> [GOAL] Looking at the data below, count the lines that contain the string "realizacji". Write only the total.

> [PROVIDED ENTRIES]
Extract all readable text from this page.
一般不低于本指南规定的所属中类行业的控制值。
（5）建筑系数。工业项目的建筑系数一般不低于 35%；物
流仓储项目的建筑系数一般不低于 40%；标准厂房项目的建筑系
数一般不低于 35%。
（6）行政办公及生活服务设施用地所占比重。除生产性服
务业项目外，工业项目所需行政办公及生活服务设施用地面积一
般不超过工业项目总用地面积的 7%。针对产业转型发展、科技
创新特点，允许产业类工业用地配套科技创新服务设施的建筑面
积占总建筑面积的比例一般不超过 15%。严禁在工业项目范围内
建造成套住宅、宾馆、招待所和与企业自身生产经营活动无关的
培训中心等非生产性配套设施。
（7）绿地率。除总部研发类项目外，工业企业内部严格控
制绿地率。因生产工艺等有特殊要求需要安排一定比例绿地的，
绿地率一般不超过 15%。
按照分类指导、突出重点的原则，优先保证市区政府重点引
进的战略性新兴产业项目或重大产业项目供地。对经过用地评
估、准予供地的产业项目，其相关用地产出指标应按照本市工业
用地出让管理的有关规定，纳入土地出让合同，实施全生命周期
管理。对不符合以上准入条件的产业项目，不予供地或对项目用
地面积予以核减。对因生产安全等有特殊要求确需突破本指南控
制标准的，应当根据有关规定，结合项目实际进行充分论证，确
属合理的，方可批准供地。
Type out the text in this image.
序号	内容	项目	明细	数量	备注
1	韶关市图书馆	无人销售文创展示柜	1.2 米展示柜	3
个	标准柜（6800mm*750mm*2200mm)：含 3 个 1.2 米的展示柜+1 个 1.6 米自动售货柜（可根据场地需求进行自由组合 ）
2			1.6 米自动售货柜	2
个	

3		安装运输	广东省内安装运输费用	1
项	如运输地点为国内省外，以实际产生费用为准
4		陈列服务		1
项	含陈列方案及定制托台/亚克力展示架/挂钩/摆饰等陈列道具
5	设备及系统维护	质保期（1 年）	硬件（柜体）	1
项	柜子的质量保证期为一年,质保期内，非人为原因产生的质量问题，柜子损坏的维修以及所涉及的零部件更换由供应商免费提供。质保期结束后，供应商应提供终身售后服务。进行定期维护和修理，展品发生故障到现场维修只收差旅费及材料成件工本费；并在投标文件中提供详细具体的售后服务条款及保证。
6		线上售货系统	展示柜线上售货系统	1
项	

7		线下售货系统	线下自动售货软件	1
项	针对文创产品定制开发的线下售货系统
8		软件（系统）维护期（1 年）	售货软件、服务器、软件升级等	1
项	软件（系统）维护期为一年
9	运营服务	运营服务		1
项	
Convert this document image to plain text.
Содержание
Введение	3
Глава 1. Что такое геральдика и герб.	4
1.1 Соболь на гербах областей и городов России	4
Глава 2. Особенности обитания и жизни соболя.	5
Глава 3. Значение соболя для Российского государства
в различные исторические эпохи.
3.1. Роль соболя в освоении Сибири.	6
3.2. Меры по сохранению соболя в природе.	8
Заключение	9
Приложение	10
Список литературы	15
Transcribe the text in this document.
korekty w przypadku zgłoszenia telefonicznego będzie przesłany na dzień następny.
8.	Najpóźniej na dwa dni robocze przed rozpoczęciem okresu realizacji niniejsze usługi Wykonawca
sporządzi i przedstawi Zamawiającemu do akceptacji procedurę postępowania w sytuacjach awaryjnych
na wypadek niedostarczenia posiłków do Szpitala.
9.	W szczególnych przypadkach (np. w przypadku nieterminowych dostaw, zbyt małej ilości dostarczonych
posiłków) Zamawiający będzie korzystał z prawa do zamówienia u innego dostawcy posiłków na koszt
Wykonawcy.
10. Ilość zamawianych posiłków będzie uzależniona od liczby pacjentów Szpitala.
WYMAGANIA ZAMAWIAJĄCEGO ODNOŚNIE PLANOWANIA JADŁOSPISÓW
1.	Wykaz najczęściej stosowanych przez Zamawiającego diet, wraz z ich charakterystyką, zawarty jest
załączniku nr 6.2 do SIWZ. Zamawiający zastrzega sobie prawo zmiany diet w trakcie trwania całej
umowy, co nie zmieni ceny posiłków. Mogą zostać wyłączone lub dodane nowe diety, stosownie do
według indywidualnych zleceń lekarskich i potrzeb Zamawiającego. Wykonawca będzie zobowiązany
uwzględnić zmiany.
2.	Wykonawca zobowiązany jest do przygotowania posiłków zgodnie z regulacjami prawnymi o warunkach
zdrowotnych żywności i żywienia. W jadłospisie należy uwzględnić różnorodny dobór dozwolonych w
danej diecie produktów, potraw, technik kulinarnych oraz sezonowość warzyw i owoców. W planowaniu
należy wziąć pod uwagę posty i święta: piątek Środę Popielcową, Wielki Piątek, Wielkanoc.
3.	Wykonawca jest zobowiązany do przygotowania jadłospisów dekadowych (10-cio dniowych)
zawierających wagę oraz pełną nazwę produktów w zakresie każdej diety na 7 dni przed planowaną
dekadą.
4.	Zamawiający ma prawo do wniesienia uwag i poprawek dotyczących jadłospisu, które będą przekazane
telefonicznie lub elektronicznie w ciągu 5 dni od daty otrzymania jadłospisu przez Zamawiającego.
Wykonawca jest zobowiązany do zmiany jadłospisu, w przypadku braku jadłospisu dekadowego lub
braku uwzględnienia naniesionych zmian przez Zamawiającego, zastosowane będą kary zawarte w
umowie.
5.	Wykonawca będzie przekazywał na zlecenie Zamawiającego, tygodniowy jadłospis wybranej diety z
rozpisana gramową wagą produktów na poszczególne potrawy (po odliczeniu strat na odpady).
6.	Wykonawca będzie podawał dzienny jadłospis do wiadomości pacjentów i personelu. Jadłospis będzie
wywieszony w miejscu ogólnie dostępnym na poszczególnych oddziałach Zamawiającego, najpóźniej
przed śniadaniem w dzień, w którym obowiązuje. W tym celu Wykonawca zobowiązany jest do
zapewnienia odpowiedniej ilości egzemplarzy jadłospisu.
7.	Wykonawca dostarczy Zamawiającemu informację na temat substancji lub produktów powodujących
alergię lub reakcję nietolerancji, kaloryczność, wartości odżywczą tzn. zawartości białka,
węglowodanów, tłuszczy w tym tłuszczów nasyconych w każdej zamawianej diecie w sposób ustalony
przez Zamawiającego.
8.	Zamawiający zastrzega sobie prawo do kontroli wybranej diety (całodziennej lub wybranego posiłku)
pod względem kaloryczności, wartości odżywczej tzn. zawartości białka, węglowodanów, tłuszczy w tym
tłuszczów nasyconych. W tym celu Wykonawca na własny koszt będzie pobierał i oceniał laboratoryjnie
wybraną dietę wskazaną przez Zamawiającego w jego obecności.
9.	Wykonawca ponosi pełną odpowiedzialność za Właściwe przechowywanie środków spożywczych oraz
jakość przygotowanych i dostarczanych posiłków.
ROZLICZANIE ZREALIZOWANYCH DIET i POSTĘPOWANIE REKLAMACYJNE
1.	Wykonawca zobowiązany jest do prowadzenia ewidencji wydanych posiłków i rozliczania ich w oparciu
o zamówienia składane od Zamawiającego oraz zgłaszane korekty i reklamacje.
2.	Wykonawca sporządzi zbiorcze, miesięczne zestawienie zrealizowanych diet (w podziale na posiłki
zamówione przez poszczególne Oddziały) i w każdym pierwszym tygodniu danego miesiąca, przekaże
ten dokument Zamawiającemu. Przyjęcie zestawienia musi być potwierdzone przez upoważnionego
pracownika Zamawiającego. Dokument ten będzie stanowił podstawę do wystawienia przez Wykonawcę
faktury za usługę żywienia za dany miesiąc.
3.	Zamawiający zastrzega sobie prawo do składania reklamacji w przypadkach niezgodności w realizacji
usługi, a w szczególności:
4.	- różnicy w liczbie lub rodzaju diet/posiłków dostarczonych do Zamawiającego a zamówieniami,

> [SOLUTION] 2